### The exercise
Whenever a line below holds the word "this", copy that line.

===== Supplied material

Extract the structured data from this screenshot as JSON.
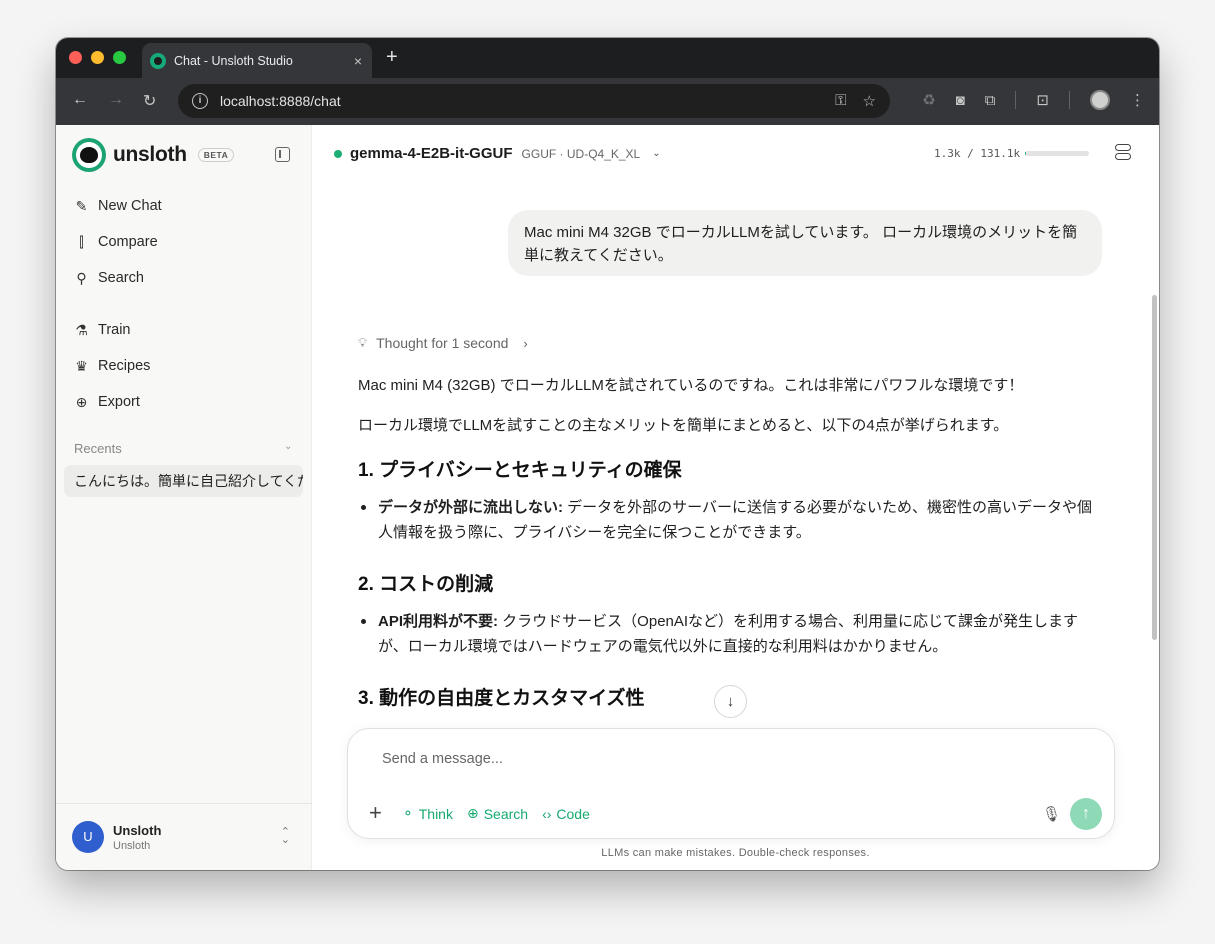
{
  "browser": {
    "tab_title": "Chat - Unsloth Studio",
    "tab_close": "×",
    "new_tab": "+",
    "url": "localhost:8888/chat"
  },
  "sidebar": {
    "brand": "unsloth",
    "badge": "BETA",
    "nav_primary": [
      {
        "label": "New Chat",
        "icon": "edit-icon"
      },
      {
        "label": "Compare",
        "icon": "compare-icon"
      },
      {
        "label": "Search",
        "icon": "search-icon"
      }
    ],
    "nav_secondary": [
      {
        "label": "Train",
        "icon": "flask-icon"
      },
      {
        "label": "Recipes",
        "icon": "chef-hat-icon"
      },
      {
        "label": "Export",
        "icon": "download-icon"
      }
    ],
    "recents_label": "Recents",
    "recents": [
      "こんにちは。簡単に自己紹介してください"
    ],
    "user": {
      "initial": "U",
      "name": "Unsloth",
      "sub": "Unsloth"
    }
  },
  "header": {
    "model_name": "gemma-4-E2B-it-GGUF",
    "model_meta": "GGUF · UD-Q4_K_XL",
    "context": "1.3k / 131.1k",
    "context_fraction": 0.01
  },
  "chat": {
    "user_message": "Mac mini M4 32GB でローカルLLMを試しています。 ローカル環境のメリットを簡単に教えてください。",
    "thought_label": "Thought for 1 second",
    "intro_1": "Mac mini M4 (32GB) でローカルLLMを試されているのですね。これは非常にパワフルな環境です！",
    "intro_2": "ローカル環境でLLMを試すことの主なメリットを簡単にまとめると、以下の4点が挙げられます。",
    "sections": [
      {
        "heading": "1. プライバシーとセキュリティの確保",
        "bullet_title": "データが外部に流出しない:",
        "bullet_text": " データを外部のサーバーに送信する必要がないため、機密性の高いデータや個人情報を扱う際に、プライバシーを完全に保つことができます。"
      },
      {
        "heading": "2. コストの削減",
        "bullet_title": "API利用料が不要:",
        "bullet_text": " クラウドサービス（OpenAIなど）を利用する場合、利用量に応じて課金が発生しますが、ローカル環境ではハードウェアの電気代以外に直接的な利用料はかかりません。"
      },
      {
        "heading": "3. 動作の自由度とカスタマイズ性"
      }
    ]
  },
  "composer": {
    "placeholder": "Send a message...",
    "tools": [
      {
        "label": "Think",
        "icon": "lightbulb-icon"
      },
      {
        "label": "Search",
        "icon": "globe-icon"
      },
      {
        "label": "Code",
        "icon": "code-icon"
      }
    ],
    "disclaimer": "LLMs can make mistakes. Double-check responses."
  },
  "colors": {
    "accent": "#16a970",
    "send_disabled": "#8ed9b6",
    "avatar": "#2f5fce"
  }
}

==========
===== Supplied material

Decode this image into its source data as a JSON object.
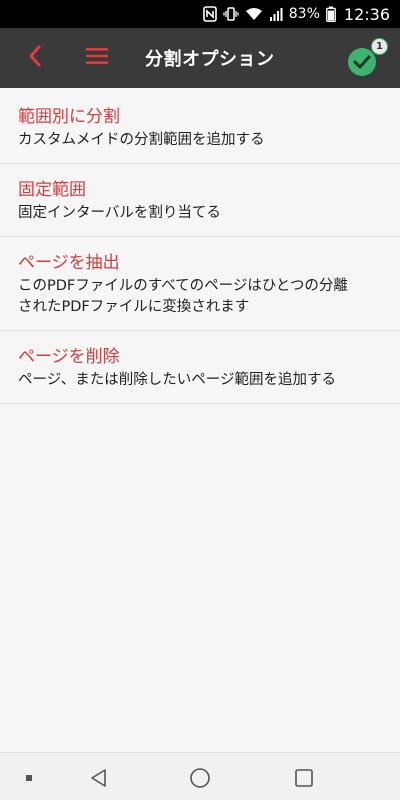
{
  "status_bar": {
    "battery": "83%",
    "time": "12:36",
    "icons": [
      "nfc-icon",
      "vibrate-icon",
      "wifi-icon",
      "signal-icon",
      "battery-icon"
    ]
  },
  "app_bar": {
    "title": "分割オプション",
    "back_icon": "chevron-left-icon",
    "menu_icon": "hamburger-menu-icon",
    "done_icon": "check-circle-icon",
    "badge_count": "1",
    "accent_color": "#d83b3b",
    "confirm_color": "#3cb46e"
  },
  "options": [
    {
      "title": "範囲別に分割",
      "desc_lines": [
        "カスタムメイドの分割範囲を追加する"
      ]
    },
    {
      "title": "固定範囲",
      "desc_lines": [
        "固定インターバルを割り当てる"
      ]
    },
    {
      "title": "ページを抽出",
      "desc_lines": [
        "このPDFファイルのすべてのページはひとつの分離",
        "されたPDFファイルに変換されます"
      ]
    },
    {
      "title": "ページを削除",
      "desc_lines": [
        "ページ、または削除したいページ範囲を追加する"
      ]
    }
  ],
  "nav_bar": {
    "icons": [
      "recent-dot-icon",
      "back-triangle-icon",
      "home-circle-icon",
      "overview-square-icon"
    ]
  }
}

==========

### Exercise output
Extract the structured data from this screenshot as JSON.
Decode this image into its source data as a JSON object.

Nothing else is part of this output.